From there she is introduced to an exercise group -- except it's not the vigorous aerobic exercises approved by the Corporation for preparing people for the March to the Stars. Instead it's a slower, more meditative set of stretches and postures reminiscent of yoga, which may just make the impossible possible, although Sutty's never sure whether one most peculiar incident really happened or if it was an illusion of an altered state of mind.
However, it's also an art and discipline in constant peril. At every session someone has to be tasked with watching for any signs that government agents are coming. When that happens, everyone quickly jumps up and sets to doing the sort of exercises that are approved.
As if to underline just how precarious this sanctuary of the old ways is, one day Sutty goes back to the apothecary's shop and finds it empty, vandalized, all the murals full of ideographic sayings and poems whitewashed over so only fragments now peek through. Horrified, Sutty wonders what has happened to this gentle elderly man, whether her own interest in his knowledge has ended up betraying him to the Corporation's agents.

******************************

What this exercise asks:
1/ Write out the passage about Sutty word for word, everything from "From there she" down to "state of mind.".
2/ Return, unchanged, the rows below from the line that contains "18, 1800, 1149]" down to the line that contains "statewide-note-box: Statewide the", including both of those lines and nothing else.

******************************

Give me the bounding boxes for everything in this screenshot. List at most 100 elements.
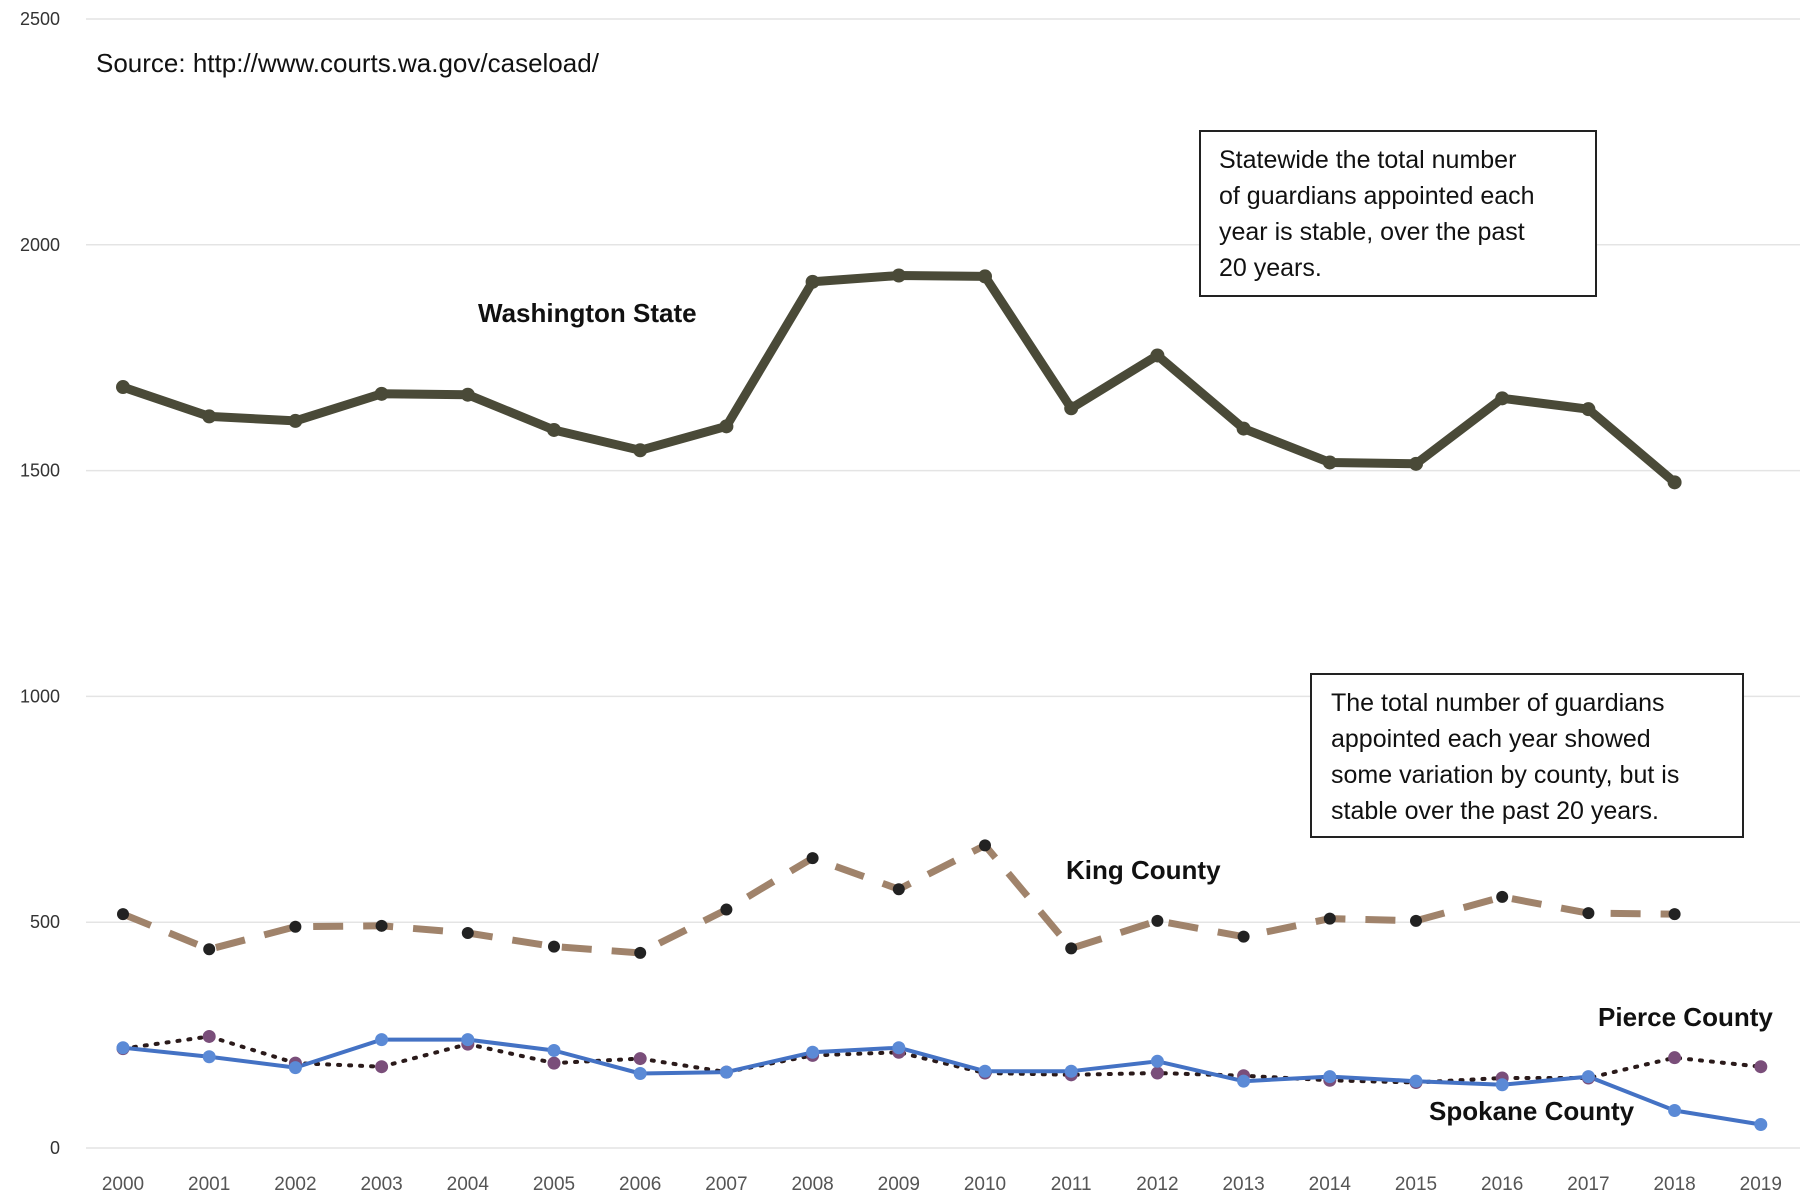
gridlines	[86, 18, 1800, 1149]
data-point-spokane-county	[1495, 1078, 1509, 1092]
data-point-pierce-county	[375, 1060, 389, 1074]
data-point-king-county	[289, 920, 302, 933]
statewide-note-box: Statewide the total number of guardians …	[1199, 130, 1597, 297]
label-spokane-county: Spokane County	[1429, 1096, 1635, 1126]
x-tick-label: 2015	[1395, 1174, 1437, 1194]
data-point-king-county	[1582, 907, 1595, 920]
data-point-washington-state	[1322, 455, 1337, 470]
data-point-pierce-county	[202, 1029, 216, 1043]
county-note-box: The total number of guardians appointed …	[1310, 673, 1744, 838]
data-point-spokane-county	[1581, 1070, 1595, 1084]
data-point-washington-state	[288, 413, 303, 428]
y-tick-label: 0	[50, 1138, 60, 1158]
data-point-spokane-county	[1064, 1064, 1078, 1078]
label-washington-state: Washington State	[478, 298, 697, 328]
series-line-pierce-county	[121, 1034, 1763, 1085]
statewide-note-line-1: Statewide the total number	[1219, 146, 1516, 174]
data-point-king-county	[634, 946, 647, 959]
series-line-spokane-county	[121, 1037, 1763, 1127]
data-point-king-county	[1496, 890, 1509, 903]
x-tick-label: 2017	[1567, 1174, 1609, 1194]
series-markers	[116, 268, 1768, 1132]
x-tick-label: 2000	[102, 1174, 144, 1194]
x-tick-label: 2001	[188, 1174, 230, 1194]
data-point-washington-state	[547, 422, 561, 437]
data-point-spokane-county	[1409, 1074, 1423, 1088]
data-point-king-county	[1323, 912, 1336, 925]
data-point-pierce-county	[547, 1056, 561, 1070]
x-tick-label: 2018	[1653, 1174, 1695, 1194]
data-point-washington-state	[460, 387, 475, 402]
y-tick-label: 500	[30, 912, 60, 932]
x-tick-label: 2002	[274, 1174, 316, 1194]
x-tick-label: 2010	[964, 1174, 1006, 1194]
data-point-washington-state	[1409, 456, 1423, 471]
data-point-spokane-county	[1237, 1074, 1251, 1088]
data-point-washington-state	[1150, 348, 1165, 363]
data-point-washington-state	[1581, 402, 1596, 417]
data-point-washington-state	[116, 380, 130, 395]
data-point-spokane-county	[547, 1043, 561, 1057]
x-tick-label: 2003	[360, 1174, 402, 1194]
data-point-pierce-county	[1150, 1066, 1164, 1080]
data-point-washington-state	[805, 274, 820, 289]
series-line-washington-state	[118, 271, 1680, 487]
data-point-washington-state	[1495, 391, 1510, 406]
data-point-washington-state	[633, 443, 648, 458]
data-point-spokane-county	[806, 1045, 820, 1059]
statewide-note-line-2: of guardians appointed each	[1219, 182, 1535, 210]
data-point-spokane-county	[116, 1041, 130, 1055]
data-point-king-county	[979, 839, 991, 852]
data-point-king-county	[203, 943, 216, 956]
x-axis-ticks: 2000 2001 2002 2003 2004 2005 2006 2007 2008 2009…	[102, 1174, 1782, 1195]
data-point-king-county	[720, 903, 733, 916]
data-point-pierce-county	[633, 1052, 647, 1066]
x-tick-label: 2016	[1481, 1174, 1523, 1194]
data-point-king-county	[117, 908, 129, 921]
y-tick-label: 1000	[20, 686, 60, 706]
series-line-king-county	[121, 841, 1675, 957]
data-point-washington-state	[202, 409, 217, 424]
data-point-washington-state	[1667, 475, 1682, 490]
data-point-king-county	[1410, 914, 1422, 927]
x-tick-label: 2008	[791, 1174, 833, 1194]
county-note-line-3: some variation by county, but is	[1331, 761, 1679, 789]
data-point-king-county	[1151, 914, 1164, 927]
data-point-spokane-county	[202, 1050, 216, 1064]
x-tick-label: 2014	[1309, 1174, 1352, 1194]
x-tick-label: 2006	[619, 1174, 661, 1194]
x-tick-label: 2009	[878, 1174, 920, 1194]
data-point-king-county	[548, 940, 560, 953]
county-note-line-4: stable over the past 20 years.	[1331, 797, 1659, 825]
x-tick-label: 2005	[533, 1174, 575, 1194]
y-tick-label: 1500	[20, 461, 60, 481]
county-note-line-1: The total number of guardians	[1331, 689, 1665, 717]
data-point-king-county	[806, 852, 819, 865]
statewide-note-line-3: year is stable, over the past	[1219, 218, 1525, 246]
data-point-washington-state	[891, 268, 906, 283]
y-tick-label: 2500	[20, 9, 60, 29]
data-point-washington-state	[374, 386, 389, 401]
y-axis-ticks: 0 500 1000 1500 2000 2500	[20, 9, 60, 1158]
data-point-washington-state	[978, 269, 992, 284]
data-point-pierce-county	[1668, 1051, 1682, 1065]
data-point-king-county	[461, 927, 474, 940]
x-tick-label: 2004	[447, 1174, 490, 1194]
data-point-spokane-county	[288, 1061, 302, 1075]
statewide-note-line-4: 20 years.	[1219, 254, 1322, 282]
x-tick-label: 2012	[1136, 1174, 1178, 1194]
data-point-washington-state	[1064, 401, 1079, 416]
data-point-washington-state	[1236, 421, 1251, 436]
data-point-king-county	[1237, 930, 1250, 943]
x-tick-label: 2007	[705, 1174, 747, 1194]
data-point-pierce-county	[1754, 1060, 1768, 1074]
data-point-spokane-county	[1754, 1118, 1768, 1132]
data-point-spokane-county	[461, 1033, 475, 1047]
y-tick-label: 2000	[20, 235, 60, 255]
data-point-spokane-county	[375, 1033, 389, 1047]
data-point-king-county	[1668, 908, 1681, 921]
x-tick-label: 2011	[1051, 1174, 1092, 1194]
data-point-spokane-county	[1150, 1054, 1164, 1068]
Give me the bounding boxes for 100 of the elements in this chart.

******************************

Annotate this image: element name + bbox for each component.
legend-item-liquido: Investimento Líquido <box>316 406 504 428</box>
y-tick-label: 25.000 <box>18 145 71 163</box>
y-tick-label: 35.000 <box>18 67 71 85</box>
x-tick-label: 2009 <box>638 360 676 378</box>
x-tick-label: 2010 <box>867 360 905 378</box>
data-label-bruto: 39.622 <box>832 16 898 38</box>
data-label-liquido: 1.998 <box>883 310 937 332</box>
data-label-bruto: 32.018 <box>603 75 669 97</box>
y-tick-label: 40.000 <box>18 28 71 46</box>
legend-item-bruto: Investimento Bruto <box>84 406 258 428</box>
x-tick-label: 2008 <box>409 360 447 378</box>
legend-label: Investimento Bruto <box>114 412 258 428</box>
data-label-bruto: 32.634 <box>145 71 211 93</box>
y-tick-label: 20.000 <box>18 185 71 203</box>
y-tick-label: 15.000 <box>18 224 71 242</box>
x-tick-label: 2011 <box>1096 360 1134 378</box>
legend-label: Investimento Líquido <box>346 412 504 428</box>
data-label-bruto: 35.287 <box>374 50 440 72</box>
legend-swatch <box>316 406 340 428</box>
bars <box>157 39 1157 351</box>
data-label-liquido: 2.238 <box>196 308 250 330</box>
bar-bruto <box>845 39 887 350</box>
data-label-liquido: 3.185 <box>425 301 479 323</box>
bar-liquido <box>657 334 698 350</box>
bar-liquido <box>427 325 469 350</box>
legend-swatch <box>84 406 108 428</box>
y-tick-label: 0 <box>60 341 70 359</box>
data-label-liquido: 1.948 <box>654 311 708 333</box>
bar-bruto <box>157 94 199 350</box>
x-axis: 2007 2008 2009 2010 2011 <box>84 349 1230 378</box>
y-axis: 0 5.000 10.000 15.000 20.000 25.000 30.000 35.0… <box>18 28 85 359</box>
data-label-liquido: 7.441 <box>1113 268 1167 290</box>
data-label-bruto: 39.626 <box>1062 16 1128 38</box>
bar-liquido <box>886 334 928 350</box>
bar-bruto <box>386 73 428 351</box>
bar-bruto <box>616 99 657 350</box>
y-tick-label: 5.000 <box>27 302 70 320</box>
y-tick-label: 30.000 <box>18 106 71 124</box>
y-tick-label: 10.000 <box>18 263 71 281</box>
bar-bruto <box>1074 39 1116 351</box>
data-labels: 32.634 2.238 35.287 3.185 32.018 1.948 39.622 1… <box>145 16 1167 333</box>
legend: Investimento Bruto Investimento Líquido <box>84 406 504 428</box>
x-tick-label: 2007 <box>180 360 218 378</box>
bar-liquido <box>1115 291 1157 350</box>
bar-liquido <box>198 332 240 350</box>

******************************

Completed exercise:
1/
From there she is introduced to an exercise group -- except it's not the vigorous aerobic exercises approved by the Corporation for preparing people for the March to the Stars. Instead it's a slower, more meditative set of stretches and postures reminiscent of yoga, which may just make the impossible possible, although Sutty's never sure whether one most peculiar incident really happened or if it was an illusion of an altered state of mind.

2/
gridlines	[86, 18, 1800, 1149]
data-point-spokane-county	[1495, 1078, 1509, 1092]
data-point-pierce-county	[375, 1060, 389, 1074]
data-point-king-county	[289, 920, 302, 933]
statewide-note-box: Statewide the total number of guardians …	[1199, 130, 1597, 297]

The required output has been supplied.